Task instructions - Search the records for the word "social" and pick out every line that has it.

Dataset content -

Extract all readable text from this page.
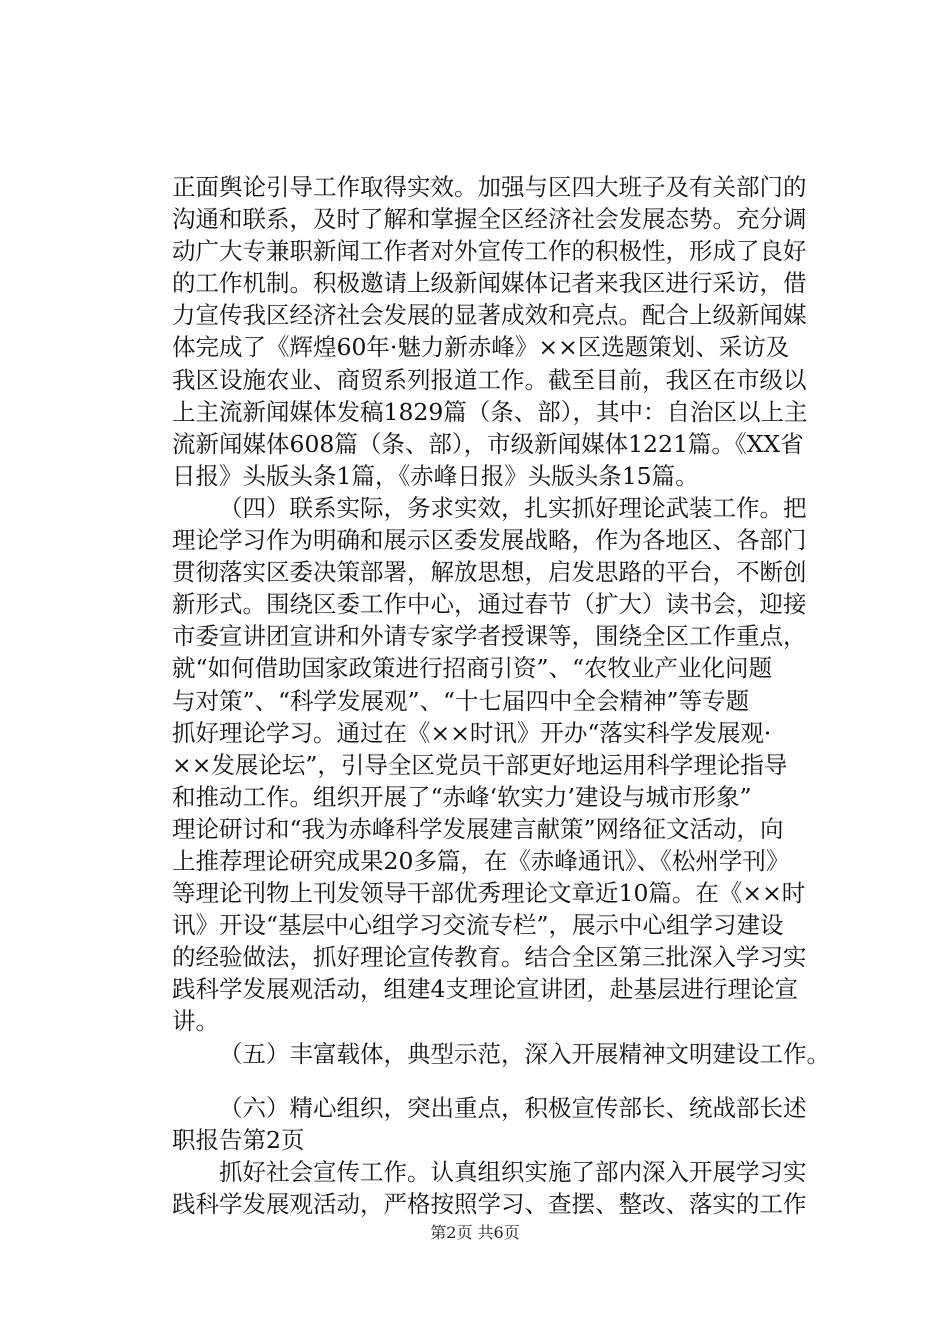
正面舆论引导工作取得实效。加强与区四大班子及有关部门的
沟通和联系，及时了解和掌握全区经济社会发展态势。充分调
动广大专兼职新闻工作者对外宣传工作的积极性，形成了良好
的工作机制。积极邀请上级新闻媒体记者来我区进行采访，借
力宣传我区经济社会发展的显著成效和亮点。配合上级新闻媒
体完成了《辉煌60年·魅力新赤峰》××区选题策划、采访及
我区设施农业、商贸系列报道工作。截至目前，我区在市级以
上主流新闻媒体发稿1829篇（条、部），其中：自治区以上主
流新闻媒体608篇（条、部），市级新闻媒体1221篇。《XX省
日报》头版头条1篇，《赤峰日报》头版头条15篇。
（四）联系实际，务求实效，扎实抓好理论武装工作。把
理论学习作为明确和展示区委发展战略，作为各地区、各部门
贯彻落实区委决策部署，解放思想，启发思路的平台，不断创
新形式。围绕区委工作中心，通过春节（扩大）读书会，迎接
市委宣讲团宣讲和外请专家学者授课等，围绕全区工作重点，
就“如何借助国家政策进行招商引资”、“农牧业产业化问题
与对策”、“科学发展观”、“十七届四中全会精神”等专题
抓好理论学习。通过在《××时讯》开办“落实科学发展观·
××发展论坛”，引导全区党员干部更好地运用科学理论指导
和推动工作。组织开展了“赤峰‘软实力’建设与城市形象”
理论研讨和“我为赤峰科学发展建言献策”网络征文活动，向
上推荐理论研究成果20多篇，在《赤峰通讯》、《松州学刊》
等理论刊物上刊发领导干部优秀理论文章近10篇。在《××时
讯》开设“基层中心组学习交流专栏”，展示中心组学习建设
的经验做法，抓好理论宣传教育。结合全区第三批深入学习实
践科学发展观活动，组建4支理论宣讲团，赴基层进行理论宣
讲。
（五）丰富载体，典型示范，深入开展精神文明建设工作。
（六）精心组织，突出重点，积极宣传部长、统战部长述
职报告第2页
抓好社会宣传工作。认真组织实施了部内深入开展学习实
践科学发展观活动，严格按照学习、查摆、整改、落实的工作
第2页 共6页
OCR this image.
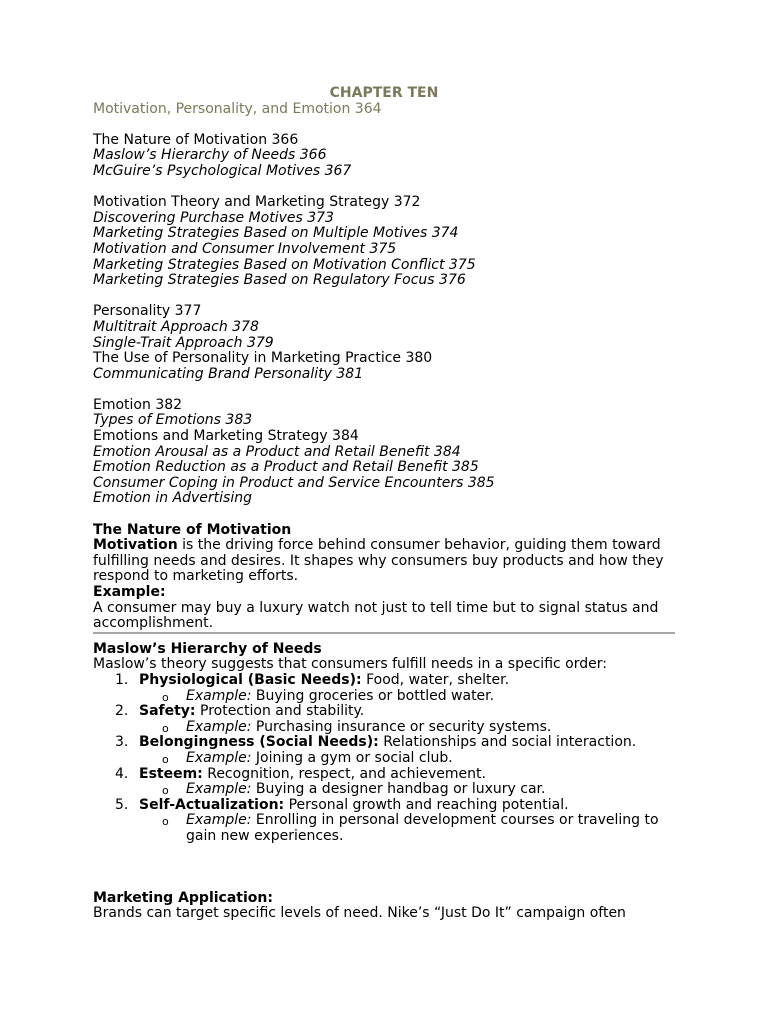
CHAPTER TEN
Motivation, Personality, and Emotion 364
The Nature of Motivation 366
Maslow’s Hierarchy of Needs 366
McGuire’s Psychological Motives 367
Motivation Theory and Marketing Strategy 372
Discovering Purchase Motives 373
Marketing Strategies Based on Multiple Motives 374
Motivation and Consumer Involvement 375
Marketing Strategies Based on Motivation Conflict 375
Marketing Strategies Based on Regulatory Focus 376
Personality 377
Multitrait Approach 378
Single-Trait Approach 379
The Use of Personality in Marketing Practice 380
Communicating Brand Personality 381
Emotion 382
Types of Emotions 383
Emotions and Marketing Strategy 384
Emotion Arousal as a Product and Retail Benefit 384
Emotion Reduction as a Product and Retail Benefit 385
Consumer Coping in Product and Service Encounters 385
Emotion in Advertising
The Nature of Motivation
Motivation is the driving force behind consumer behavior, guiding them toward fulfilling needs and desires. It shapes why consumers buy products and how they respond to marketing efforts.
Example:
A consumer may buy a luxury watch not just to tell time but to signal status and accomplishment.
Maslow’s Hierarchy of Needs
Maslow’s theory suggests that consumers fulfill needs in a specific order:
1. Physiological (Basic Needs): Food, water, shelter.
o Example: Buying groceries or bottled water.
2. Safety: Protection and stability.
o Example: Purchasing insurance or security systems.
3. Belongingness (Social Needs): Relationships and social interaction.
o Example: Joining a gym or social club.
4. Esteem: Recognition, respect, and achievement.
o Example: Buying a designer handbag or luxury car.
5. Self-Actualization: Personal growth and reaching potential.
o Example: Enrolling in personal development courses or traveling to gain new experiences.
Marketing Application:
Brands can target specific levels of need. Nike’s “Just Do It” campaign often
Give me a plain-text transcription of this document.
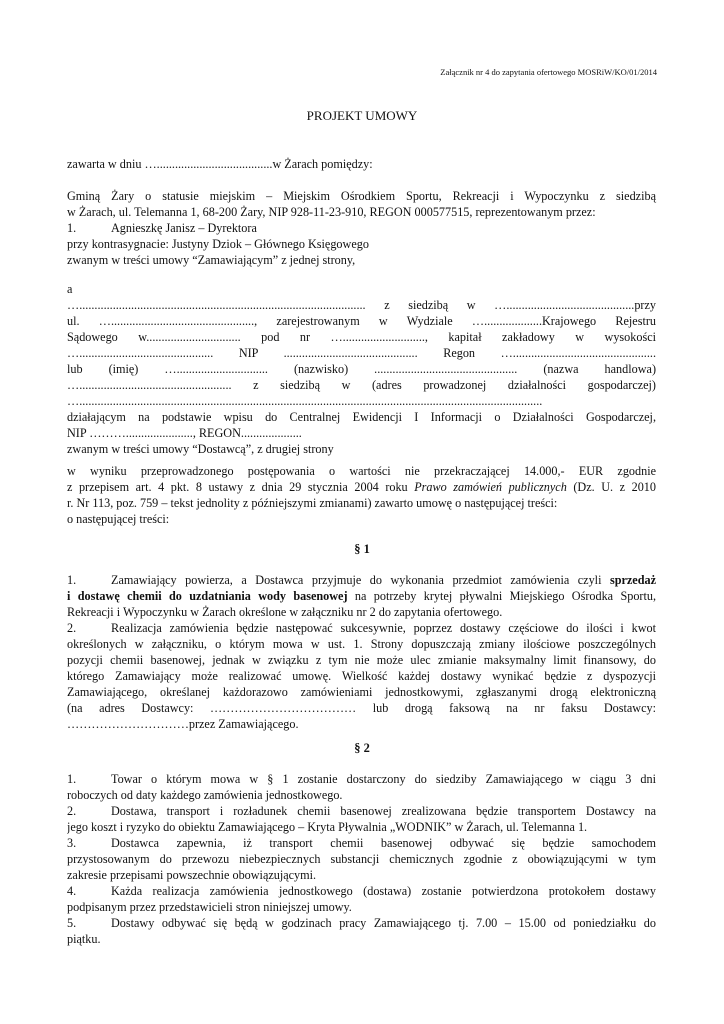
Załącznik nr 4 do zapytania ofertowego MOSRiW/KO/01/2014
PROJEKT UMOWY
zawarta w dniu …......................................w Żarach pomiędzy:
Gminą Żary o statusie miejskim – Miejskim Ośrodkiem Sportu, Rekreacji i Wypoczynku z siedzibą
w Żarach, ul. Telemanna 1, 68-200 Żary, NIP 928-11-23-910, REGON 000577515, reprezentowanym przez:
1.	Agnieszkę Janisz – Dyrektora
przy kontrasygnacie: Justyny Dziok – Głównego Księgowego
zwanym w treści umowy “Zamawiającym” z jednej strony,
a
….............................................................................................. z siedzibą w …..........................................przy
ul. …..............................................., zarejestrowanym w Wydziale …...................Krajowego Rejestru
Sądowego w............................... pod nr …..........................., kapitał zakładowy w wysokości
…............................................ NIP ............................................ Regon …...............................................
lub (imię) ….............................. (nazwisko) ............................................... (nazwa handlowa)
….................................................. z siedzibą w (adres prowadzonej działalności gospodarczej)
…........................................................................................................................................................
działającym na podstawie wpisu do Centralnej Ewidencji I Informacji o Działalności Gospodarczej,
NIP ………......................, REGON....................
zwanym w treści umowy “Dostawcą”, z drugiej strony
w wyniku przeprowadzonego postępowania o wartości nie przekraczającej 14.000,- EUR zgodnie
z przepisem art. 4 pkt. 8 ustawy z dnia 29 stycznia 2004 roku Prawo zamówień publicznych (Dz. U. z 2010
r. Nr 113, poz. 759 – tekst jednolity z późniejszymi zmianami) zawarto umowę o następującej treści:
o następującej treści:
§ 1
1.	Zamawiający powierza, a Dostawca przyjmuje do wykonania przedmiot zamówienia czyli sprzedaż
i dostawę chemii do uzdatniania wody basenowej na potrzeby krytej pływalni Miejskiego Ośrodka Sportu,
Rekreacji i Wypoczynku w Żarach określone w załączniku nr 2 do zapytania ofertowego.
2.	Realizacja zamówienia będzie następować sukcesywnie, poprzez dostawy częściowe do ilości i kwot
określonych w załączniku, o którym mowa w ust. 1. Strony dopuszczają zmiany ilościowe poszczególnych
pozycji chemii basenowej, jednak w związku z tym nie może ulec zmianie maksymalny limit finansowy, do
którego Zamawiający może realizować umowę. Wielkość każdej dostawy wynikać będzie z dyspozycji
Zamawiającego, określanej każdorazowo zamówieniami jednostkowymi, zgłaszanymi drogą elektroniczną
(na adres Dostawcy: ……………………………… lub drogą faksową na nr faksu Dostawcy:
…………………………przez Zamawiającego.
§ 2
1.	Towar o którym mowa w § 1 zostanie dostarczony do siedziby Zamawiającego w ciągu 3 dni
roboczych od daty każdego zamówienia jednostkowego.
2.	Dostawa, transport i rozładunek chemii basenowej zrealizowana będzie transportem Dostawcy na
jego koszt i ryzyko do obiektu Zamawiającego – Kryta Pływalnia „WODNIK” w Żarach, ul. Telemanna 1.
3.	Dostawca zapewnia, iż transport chemii basenowej odbywać się będzie samochodem
przystosowanym do przewozu niebezpiecznych substancji chemicznych zgodnie z obowiązującymi w tym
zakresie przepisami powszechnie obowiązującymi.
4.	Każda realizacja zamówienia jednostkowego (dostawa) zostanie potwierdzona protokołem dostawy
podpisanym przez przedstawicieli stron niniejszej umowy.
5.	Dostawy odbywać się będą w godzinach pracy Zamawiającego tj. 7.00 – 15.00 od poniedziałku do
piątku.
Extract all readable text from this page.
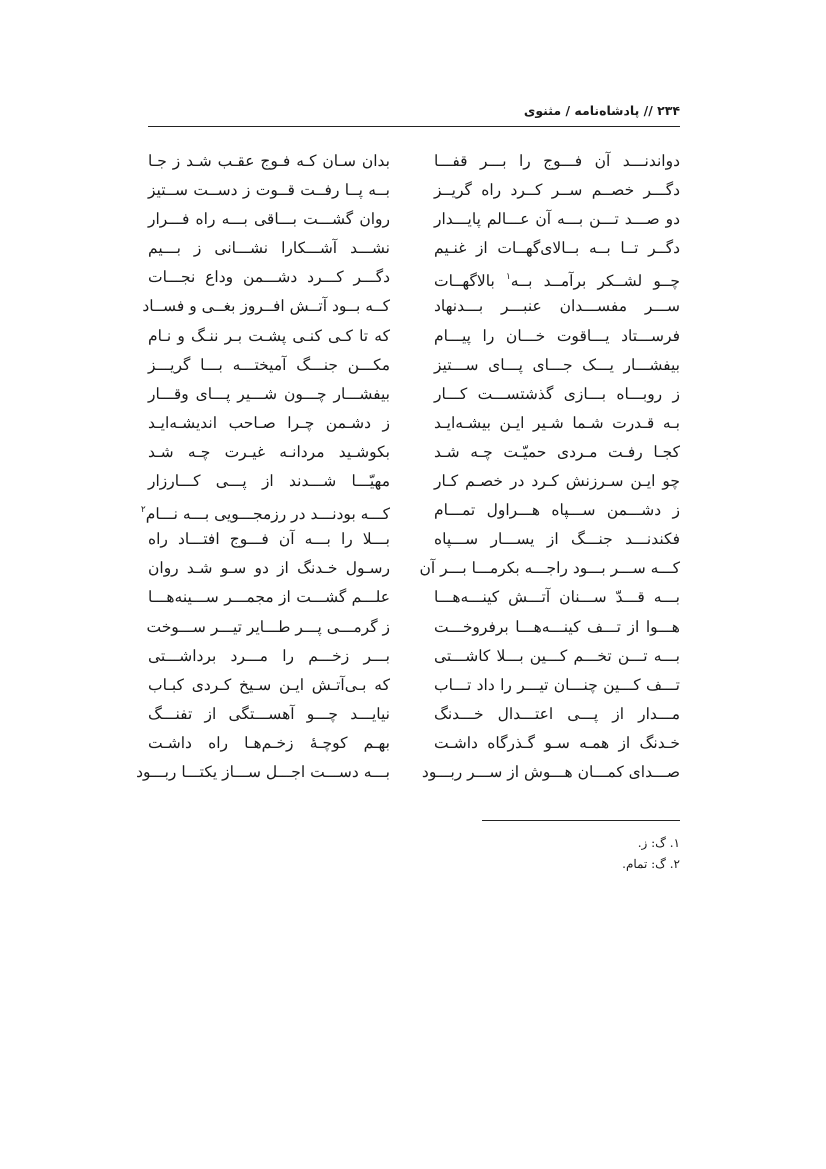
۲۳۴ // پادشاه‌نامه / مثنوی
دواندنـــد آن فـــوج را بـــر قفـــا
بدان سـان کـه فـوج عقـب شـد ز جـا
دگـــر خصــم ســر کــرد راه گریــز
بــه پــا رفــت قــوت ز دســت ســتیز
دو صـــد تـــن بـــه آن عـــالم پایـــدار
روان گشـــت بـــاقی بـــه راه فـــرار
دگــر تــا بــه بــالای‌گهــات از غنـیم
نشـــد آشـــکارا نشـــانی ز بـــیم
چــو لشــکر برآمــد بــه$^۱$ بالاگهــات
دگـــر کـــرد دشـــمن وداع نجـــات
ســـر مفســـدان عنبـــر بـــدنهاد
کــه بــود آتــش افــروز بغــی و فســاد
فرســـتاد یـــاقوت خـــان را پیـــام
که تا کـی کنـی پشـت بـر ننـگ و نـام
بیفشـــار یـــک جـــای پـــای ســـتیز
مکـــن جنـــگ آمیختـــه بـــا گریـــز
ز روبـــاه بـــازی گذشتســـت کـــار
بیفشـــار چـــون شـــیر پـــای وقـــار
بـه قـدرت شـما شـیر ایـن بیشـه‌ایـد
ز دشـمن چـرا صـاحب اندیشـه‌ایـد
کجـا رفـت مـردی حمیّـت چـه شـد
بکوشـید مردانـه غیـرت چـه شـد
چو ایـن سـرزنش کـرد در خصـم کـار
مهیّـــا شـــدند از پـــی کـــارزار
ز دشـــمن ســـپاه هـــراول تمـــام
کـــه بودنـــد در رزمجـــویی بـــه نـــام$^۲$
فکندنـــد جنـــگ از یســـار ســـپاه
بـــلا را بـــه آن فـــوج افتـــاد راه
کـــه ســـر بـــود راجـــه بکرمـــا بـــر آن
رسـول خـدنگ از دو سـو شـد روان
بـــه قـــدّ ســـنان آتـــش کینـــه‌هـــا
علـــم گشـــت از مجمـــر ســـینه‌هـــا
هـــوا از تـــف کینـــه‌هـــا برفروخـــت
ز گرمـــی پـــر طـــایر تیـــر ســـوخت
بـــه تـــن تخـــم کـــین بـــلا کاشـــتی
بـــر زخـــم را مـــرد برداشـــتی
تـــف کـــین چنـــان تیـــر را داد تـــاب
که بـی‌آتـش ایـن سـیخ کـردی کبـاب
مـــدار از پـــی اعتـــدال خـــدنگ
نیایـــد چـــو آهســـتگی از تفنـــگ
خـدنگ از همـه سـو گـذرگاه داشـت
بهـم کوچـهٔ زخـم‌هـا راه داشـت
صـــدای کمـــان هـــوش از ســـر ربـــود
بـــه دســـت اجـــل ســـاز یکتـــا ربـــود
۱. گ: ز.
۲. گ: تمام.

Expected answer -
3. Belongingness (Social Needs): Relationships and social interaction.
o Example: Joining a gym or social club.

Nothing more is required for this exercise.